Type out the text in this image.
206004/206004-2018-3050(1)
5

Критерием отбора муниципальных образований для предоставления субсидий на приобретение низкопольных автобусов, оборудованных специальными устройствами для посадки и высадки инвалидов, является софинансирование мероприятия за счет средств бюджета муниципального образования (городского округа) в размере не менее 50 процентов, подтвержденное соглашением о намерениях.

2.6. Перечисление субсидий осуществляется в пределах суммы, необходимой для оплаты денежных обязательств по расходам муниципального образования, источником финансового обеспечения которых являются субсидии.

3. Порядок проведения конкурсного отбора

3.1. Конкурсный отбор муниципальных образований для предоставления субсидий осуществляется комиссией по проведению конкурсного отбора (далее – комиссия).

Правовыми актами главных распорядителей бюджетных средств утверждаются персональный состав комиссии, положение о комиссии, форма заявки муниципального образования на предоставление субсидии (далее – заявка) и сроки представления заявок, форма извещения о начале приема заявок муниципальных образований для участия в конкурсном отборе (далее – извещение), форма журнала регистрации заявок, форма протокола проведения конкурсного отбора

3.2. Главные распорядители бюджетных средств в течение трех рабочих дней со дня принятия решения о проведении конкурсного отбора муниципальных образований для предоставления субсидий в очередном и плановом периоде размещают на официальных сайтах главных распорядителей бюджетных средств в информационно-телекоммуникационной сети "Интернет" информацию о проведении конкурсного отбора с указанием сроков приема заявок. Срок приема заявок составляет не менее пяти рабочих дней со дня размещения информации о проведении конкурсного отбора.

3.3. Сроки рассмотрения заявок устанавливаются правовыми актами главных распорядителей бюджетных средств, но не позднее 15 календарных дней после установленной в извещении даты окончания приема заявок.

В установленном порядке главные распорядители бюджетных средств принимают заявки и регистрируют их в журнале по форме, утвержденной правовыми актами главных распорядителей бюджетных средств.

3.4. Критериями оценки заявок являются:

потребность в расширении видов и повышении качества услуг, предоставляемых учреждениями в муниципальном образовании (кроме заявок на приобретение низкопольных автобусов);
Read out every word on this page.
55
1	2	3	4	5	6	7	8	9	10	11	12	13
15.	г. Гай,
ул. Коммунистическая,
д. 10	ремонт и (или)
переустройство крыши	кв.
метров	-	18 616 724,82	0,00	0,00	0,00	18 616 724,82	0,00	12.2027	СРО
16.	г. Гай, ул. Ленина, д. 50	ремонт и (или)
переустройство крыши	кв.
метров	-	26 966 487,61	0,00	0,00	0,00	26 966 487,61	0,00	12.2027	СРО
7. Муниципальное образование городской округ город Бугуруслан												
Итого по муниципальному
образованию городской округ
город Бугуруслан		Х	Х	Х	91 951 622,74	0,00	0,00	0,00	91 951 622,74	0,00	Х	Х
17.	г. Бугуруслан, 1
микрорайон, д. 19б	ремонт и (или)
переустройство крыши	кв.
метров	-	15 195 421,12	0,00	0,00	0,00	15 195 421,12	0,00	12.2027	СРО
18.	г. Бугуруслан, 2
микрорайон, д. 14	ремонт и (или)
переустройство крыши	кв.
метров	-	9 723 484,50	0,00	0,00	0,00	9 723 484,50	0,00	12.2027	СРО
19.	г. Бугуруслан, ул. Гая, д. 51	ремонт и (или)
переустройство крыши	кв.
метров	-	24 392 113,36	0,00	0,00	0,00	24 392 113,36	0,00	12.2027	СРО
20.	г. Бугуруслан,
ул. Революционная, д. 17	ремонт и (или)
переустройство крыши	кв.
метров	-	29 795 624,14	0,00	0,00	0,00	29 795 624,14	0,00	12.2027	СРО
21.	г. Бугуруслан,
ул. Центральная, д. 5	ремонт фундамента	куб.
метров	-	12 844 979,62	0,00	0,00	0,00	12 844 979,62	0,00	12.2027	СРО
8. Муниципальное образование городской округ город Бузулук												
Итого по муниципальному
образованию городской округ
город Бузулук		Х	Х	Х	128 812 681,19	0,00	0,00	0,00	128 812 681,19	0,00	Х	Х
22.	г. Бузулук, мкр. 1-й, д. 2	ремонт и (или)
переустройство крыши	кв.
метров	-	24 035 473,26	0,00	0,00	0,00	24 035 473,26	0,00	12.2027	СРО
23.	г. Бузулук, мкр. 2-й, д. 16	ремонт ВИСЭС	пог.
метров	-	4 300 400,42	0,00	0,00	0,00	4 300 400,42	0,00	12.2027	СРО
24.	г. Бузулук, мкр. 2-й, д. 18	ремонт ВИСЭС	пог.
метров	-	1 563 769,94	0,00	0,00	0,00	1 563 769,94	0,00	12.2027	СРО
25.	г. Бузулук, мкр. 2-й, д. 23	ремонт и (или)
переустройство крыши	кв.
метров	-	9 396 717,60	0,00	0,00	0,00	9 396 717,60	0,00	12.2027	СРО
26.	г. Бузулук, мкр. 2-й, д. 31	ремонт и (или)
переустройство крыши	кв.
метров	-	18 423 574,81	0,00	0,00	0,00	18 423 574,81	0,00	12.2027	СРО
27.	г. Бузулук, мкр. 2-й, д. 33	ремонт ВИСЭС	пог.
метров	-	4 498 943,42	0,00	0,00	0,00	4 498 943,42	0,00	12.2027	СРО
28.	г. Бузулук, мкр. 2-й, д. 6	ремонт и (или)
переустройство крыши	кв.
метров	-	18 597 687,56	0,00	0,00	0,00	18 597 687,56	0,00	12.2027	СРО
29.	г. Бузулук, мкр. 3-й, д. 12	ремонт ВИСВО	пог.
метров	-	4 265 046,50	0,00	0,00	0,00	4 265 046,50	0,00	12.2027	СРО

▶ _To do_
From the listing above, collect every line that mentions the word "проведения".

▶ _Response_
3. Порядок проведения конкурсного отбора
Правовыми актами главных распорядителей бюджетных средств утверждаются персональный состав комиссии, положение о комиссии, форма заявки муниципального образования на предоставление субсидии (далее – заявка) и сроки представления заявок, форма извещения о начале приема заявок муниципальных образований для участия в конкурсном отборе (далее – извещение), форма журнала регистрации заявок, форма протокола проведения конкурсного отбора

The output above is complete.